Begin Excerpted data

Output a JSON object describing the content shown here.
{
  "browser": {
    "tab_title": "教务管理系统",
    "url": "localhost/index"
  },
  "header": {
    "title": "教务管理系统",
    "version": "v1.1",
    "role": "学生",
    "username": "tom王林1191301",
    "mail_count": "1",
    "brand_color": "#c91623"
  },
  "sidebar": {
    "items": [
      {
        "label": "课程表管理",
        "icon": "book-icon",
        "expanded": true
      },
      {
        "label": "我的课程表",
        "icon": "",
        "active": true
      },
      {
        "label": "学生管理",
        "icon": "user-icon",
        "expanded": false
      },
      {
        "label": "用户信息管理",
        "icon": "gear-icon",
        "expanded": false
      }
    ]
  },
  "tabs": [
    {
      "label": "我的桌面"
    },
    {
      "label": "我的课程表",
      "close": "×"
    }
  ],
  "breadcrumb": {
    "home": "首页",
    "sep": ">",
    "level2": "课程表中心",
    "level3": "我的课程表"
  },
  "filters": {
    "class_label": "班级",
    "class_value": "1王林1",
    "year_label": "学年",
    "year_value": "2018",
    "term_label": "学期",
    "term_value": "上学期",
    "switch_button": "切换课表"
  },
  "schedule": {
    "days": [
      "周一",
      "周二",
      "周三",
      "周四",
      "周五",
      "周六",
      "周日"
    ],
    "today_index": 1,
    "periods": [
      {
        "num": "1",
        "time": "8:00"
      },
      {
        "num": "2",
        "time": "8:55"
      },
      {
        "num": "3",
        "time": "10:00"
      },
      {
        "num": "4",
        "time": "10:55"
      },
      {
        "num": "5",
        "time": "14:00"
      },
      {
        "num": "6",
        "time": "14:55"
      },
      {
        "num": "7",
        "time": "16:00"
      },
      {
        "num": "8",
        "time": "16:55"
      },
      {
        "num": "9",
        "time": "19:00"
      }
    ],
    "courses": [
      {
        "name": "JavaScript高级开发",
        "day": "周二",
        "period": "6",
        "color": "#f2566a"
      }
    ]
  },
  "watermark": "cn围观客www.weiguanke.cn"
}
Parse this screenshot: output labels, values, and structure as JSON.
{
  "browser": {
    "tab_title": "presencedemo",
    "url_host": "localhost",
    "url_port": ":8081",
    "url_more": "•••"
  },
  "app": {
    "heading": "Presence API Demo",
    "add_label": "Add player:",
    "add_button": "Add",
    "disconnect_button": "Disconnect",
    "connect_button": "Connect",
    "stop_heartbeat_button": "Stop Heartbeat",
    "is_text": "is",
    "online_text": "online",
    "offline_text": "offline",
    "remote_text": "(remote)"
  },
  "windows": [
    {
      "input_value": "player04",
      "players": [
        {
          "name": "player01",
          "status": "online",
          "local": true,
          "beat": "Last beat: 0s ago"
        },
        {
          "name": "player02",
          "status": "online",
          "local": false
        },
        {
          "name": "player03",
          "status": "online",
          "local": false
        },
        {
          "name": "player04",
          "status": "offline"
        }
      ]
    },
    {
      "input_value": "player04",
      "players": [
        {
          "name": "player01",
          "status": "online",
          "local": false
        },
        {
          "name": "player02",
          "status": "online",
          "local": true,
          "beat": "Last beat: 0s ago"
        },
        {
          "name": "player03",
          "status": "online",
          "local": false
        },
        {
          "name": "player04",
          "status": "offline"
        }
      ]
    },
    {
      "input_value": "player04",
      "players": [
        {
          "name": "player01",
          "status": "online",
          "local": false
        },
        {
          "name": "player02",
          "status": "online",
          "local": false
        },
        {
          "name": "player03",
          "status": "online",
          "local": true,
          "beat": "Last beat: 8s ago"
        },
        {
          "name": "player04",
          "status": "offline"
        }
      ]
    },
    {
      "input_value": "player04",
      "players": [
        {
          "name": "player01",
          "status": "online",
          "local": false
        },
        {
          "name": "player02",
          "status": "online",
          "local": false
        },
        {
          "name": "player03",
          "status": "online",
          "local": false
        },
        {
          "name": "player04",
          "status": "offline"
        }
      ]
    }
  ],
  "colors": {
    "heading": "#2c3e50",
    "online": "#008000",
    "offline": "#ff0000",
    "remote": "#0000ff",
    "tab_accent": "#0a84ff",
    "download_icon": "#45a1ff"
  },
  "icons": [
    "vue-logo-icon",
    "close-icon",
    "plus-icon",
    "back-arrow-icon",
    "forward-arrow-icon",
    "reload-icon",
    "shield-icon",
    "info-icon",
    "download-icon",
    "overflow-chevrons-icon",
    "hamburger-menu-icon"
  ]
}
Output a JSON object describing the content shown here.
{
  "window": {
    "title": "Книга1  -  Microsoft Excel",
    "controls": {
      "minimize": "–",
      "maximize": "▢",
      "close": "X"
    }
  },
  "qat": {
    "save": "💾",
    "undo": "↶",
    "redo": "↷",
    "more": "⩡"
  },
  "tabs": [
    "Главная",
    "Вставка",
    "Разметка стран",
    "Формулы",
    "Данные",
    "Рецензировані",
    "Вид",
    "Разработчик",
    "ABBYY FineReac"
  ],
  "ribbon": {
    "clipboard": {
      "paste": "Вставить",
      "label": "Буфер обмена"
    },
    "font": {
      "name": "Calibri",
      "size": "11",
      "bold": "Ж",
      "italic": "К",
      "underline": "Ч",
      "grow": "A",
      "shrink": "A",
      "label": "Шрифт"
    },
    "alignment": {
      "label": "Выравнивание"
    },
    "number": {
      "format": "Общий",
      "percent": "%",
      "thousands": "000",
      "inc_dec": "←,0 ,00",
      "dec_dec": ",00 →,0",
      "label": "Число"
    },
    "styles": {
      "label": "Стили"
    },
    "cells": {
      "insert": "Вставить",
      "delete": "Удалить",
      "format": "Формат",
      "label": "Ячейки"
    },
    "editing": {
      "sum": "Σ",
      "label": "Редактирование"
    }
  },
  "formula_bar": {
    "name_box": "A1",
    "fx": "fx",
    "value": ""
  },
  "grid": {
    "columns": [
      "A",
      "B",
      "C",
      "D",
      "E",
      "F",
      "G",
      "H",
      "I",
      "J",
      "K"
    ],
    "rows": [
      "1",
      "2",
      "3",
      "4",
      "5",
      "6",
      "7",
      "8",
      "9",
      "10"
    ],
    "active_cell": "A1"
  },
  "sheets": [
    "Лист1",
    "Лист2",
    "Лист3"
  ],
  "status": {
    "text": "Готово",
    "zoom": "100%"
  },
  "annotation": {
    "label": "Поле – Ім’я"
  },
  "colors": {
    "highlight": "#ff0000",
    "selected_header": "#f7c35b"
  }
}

End Excerpted data

> [Aim]: Type out the entries again, word for word.

> [Correct answer]:
Output a JSON object describing the content shown here.
{
  "browser": {
    "tab_title": "教务管理系统",
    "url": "localhost/index"
  },
  "header": {
    "title": "教务管理系统",
    "version": "v1.1",
    "role": "学生",
    "username": "tom王林1191301",
    "mail_count": "1",
    "brand_color": "#c91623"
  },
  "sidebar": {
    "items": [
      {
        "label": "课程表管理",
        "icon": "book-icon",
        "expanded": true
      },
      {
        "label": "我的课程表",
        "icon": "",
        "active": true
      },
      {
        "label": "学生管理",
        "icon": "user-icon",
        "expanded": false
      },
      {
        "label": "用户信息管理",
        "icon": "gear-icon",
        "expanded": false
      }
    ]
  },
  "tabs": [
    {
      "label": "我的桌面"
    },
    {
      "label": "我的课程表",
      "close": "×"
    }
  ],
  "breadcrumb": {
    "home": "首页",
    "sep": ">",
    "level2": "课程表中心",
    "level3": "我的课程表"
  },
  "filters": {
    "class_label": "班级",
    "class_value": "1王林1",
    "year_label": "学年",
    "year_value": "2018",
    "term_label": "学期",
    "term_value": "上学期",
    "switch_button": "切换课表"
  },
  "schedule": {
    "days": [
      "周一",
      "周二",
      "周三",
      "周四",
      "周五",
      "周六",
      "周日"
    ],
    "today_index": 1,
    "periods": [
      {
        "num": "1",
        "time": "8:00"
      },
      {
        "num": "2",
        "time": "8:55"
      },
      {
        "num": "3",
        "time": "10:00"
      },
      {
        "num": "4",
        "time": "10:55"
      },
      {
        "num": "5",
        "time": "14:00"
      },
      {
        "num": "6",
        "time": "14:55"
      },
      {
        "num": "7",
        "time": "16:00"
      },
      {
        "num": "8",
        "time": "16:55"
      },
      {
        "num": "9",
        "time": "19:00"
      }
    ],
    "courses": [
      {
        "name": "JavaScript高级开发",
        "day": "周二",
        "period": "6",
        "color": "#f2566a"
      }
    ]
  },
  "watermark": "cn围观客www.weiguanke.cn"
}
Parse this screenshot: output labels, values, and structure as JSON.
{
  "browser": {
    "tab_title": "presencedemo",
    "url_host": "localhost",
    "url_port": ":8081",
    "url_more": "•••"
  },
  "app": {
    "heading": "Presence API Demo",
    "add_label": "Add player:",
    "add_button": "Add",
    "disconnect_button": "Disconnect",
    "connect_button": "Connect",
    "stop_heartbeat_button": "Stop Heartbeat",
    "is_text": "is",
    "online_text": "online",
    "offline_text": "offline",
    "remote_text": "(remote)"
  },
  "windows": [
    {
      "input_value": "player04",
      "players": [
        {
          "name": "player01",
          "status": "online",
          "local": true,
          "beat": "Last beat: 0s ago"
        },
        {
          "name": "player02",
          "status": "online",
          "local": false
        },
        {
          "name": "player03",
          "status": "online",
          "local": false
        },
        {
          "name": "player04",
          "status": "offline"
        }
      ]
    },
    {
      "input_value": "player04",
      "players": [
        {
          "name": "player01",
          "status": "online",
          "local": false
        },
        {
          "name": "player02",
          "status": "online",
          "local": true,
          "beat": "Last beat: 0s ago"
        },
        {
          "name": "player03",
          "status": "online",
          "local": false
        },
        {
          "name": "player04",
          "status": "offline"
        }
      ]
    },
    {
      "input_value": "player04",
      "players": [
        {
          "name": "player01",
          "status": "online",
          "local": false
        },
        {
          "name": "player02",
          "status": "online",
          "local": false
        },
        {
          "name": "player03",
          "status": "online",
          "local": true,
          "beat": "Last beat: 8s ago"
        },
        {
          "name": "player04",
          "status": "offline"
        }
      ]
    },
    {
      "input_value": "player04",
      "players": [
        {
          "name": "player01",
          "status": "online",
          "local": false
        },
        {
          "name": "player02",
          "status": "online",
          "local": false
        },
        {
          "name": "player03",
          "status": "online",
          "local": false
        },
        {
          "name": "player04",
          "status": "offline"
        }
      ]
    }
  ],
  "colors": {
    "heading": "#2c3e50",
    "online": "#008000",
    "offline": "#ff0000",
    "remote": "#0000ff",
    "tab_accent": "#0a84ff",
    "download_icon": "#45a1ff"
  },
  "icons": [
    "vue-logo-icon",
    "close-icon",
    "plus-icon",
    "back-arrow-icon",
    "forward-arrow-icon",
    "reload-icon",
    "shield-icon",
    "info-icon",
    "download-icon",
    "overflow-chevrons-icon",
    "hamburger-menu-icon"
  ]
}
Output a JSON object describing the content shown here.
{
  "window": {
    "title": "Книга1  -  Microsoft Excel",
    "controls": {
      "minimize": "–",
      "maximize": "▢",
      "close": "X"
    }
  },
  "qat": {
    "save": "💾",
    "undo": "↶",
    "redo": "↷",
    "more": "⩡"
  },
  "tabs": [
    "Главная",
    "Вставка",
    "Разметка стран",
    "Формулы",
    "Данные",
    "Рецензировані",
    "Вид",
    "Разработчик",
    "ABBYY FineReac"
  ],
  "ribbon": {
    "clipboard": {
      "paste": "Вставить",
      "label": "Буфер обмена"
    },
    "font": {
      "name": "Calibri",
      "size": "11",
      "bold": "Ж",
      "italic": "К",
      "underline": "Ч",
      "grow": "A",
      "shrink": "A",
      "label": "Шрифт"
    },
    "alignment": {
      "label": "Выравнивание"
    },
    "number": {
      "format": "Общий",
      "percent": "%",
      "thousands": "000",
      "inc_dec": "←,0 ,00",
      "dec_dec": ",00 →,0",
      "label": "Число"
    },
    "styles": {
      "label": "Стили"
    },
    "cells": {
      "insert": "Вставить",
      "delete": "Удалить",
      "format": "Формат",
      "label": "Ячейки"
    },
    "editing": {
      "sum": "Σ",
      "label": "Редактирование"
    }
  },
  "formula_bar": {
    "name_box": "A1",
    "fx": "fx",
    "value": ""
  },
  "grid": {
    "columns": [
      "A",
      "B",
      "C",
      "D",
      "E",
      "F",
      "G",
      "H",
      "I",
      "J",
      "K"
    ],
    "rows": [
      "1",
      "2",
      "3",
      "4",
      "5",
      "6",
      "7",
      "8",
      "9",
      "10"
    ],
    "active_cell": "A1"
  },
  "sheets": [
    "Лист1",
    "Лист2",
    "Лист3"
  ],
  "status": {
    "text": "Готово",
    "zoom": "100%"
  },
  "annotation": {
    "label": "Поле – Ім’я"
  },
  "colors": {
    "highlight": "#ff0000",
    "selected_header": "#f7c35b"
  }
}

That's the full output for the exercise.